- [Task]: Find each line with "usullarini" and copy it.
━━━━━━━━━━━━━━━━━━━━
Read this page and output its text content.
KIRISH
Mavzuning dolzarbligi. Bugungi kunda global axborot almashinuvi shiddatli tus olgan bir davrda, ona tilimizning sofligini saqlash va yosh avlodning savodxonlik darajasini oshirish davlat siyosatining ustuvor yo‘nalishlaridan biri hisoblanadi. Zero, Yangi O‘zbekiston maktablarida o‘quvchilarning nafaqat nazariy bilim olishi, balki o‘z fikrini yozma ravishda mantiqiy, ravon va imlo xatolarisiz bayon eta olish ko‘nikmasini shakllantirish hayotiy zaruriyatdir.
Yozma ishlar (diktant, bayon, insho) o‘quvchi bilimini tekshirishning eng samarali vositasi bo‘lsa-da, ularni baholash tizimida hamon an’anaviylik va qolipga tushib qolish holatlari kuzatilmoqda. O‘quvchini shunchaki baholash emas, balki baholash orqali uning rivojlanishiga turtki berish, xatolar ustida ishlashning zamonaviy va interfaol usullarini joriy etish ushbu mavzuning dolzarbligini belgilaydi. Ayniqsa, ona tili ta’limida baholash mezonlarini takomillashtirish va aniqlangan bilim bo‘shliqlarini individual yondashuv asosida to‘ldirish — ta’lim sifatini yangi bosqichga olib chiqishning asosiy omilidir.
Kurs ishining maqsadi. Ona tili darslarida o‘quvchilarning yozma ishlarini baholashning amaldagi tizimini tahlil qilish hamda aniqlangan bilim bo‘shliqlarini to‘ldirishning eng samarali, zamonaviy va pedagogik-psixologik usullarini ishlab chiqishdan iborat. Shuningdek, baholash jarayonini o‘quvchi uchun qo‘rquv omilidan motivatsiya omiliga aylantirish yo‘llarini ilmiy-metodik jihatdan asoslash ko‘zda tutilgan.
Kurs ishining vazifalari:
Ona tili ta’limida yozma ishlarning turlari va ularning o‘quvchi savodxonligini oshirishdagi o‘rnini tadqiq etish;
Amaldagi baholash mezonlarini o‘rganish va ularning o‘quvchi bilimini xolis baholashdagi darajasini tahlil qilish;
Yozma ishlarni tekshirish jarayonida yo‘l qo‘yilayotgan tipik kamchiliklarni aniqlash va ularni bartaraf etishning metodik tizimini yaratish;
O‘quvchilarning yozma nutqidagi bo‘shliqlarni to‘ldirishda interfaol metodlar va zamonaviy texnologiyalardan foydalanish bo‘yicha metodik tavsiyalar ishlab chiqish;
━━━━━━━━━━━━━━━━━━━━
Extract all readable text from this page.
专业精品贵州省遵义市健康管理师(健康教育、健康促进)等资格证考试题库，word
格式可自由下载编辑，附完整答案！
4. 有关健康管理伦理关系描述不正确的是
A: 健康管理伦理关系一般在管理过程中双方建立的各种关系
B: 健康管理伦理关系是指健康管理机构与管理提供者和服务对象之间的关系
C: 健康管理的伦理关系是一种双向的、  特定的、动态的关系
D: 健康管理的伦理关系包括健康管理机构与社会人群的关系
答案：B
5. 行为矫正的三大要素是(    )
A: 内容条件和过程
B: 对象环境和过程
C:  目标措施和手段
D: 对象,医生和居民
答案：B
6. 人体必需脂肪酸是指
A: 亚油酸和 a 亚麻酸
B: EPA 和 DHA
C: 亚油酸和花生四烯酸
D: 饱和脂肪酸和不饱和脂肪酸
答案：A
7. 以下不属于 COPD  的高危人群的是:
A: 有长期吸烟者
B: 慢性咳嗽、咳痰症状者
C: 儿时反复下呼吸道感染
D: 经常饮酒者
━━━━━━━━━━━━━━━━━━━━
- [The result]:
Yozma ishlar (diktant, bayon, insho) o‘quvchi bilimini tekshirishning eng samarali vositasi bo‘lsa-da, ularni baholash tizimida hamon an’anaviylik va qolipga tushib qolish holatlari kuzatilmoqda. O‘quvchini shunchaki baholash emas, balki baholash orqali uning rivojlanishiga turtki berish, xatolar ustida ishlashning zamonaviy va interfaol usullarini joriy etish ushbu mavzuning dolzarbligini belgilaydi. Ayniqsa, ona tili ta’limida baholash mezonlarini takomillashtirish va aniqlangan bilim bo‘shliqlarini individual yondashuv asosida to‘ldirish — ta’lim sifatini yangi bosqichga olib chiqishning asosiy omilidir.
Kurs ishining maqsadi. Ona tili darslarida o‘quvchilarning yozma ishlarini baholashning amaldagi tizimini tahlil qilish hamda aniqlangan bilim bo‘shliqlarini to‘ldirishning eng samarali, zamonaviy va pedagogik-psixologik usullarini ishlab chiqishdan iborat. Shuningdek, baholash jarayonini o‘quvchi uchun qo‘rquv omilidan motivatsiya omiliga aylantirish yo‘llarini ilmiy-metodik jihatdan asoslash ko‘zda tutilgan.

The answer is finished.